The exercise:
Using the data below, gather each line that includes the word "text".

Raw data:

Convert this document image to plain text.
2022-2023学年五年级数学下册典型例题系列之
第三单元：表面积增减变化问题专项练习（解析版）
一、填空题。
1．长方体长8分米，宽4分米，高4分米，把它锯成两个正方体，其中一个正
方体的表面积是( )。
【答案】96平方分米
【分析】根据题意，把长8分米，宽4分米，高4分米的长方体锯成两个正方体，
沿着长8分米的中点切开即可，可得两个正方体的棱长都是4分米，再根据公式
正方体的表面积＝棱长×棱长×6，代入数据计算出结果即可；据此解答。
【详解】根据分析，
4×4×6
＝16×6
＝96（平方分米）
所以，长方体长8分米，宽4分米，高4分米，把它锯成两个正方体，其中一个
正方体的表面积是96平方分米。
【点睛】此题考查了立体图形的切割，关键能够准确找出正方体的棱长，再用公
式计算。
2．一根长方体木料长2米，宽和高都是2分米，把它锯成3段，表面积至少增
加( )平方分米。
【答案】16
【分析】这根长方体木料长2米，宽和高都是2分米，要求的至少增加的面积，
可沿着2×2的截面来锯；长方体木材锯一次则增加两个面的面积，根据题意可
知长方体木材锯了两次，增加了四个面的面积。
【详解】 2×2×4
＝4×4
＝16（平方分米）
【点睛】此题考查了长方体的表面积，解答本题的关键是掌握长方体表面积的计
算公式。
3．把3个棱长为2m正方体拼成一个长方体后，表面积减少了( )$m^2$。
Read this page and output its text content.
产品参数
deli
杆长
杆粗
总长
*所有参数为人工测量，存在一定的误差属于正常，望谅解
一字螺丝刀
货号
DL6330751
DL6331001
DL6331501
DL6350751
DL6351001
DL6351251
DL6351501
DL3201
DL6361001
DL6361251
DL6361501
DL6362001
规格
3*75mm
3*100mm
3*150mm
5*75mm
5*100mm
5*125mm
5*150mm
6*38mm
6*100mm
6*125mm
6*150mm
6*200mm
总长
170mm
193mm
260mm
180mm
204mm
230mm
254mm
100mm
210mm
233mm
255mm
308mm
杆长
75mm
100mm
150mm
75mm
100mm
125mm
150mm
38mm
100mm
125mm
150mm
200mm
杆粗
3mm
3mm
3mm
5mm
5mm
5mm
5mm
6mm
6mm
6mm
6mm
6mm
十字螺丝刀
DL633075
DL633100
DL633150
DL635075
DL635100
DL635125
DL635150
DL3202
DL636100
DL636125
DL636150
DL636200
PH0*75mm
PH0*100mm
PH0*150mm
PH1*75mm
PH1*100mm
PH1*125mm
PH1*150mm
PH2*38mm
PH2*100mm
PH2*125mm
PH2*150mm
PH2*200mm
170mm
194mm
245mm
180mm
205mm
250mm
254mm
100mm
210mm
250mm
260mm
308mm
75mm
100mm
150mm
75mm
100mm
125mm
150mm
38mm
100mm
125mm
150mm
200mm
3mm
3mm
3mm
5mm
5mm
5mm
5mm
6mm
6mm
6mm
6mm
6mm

Finished answer:
Convert this document image to plain text.
Read this page and output its text content.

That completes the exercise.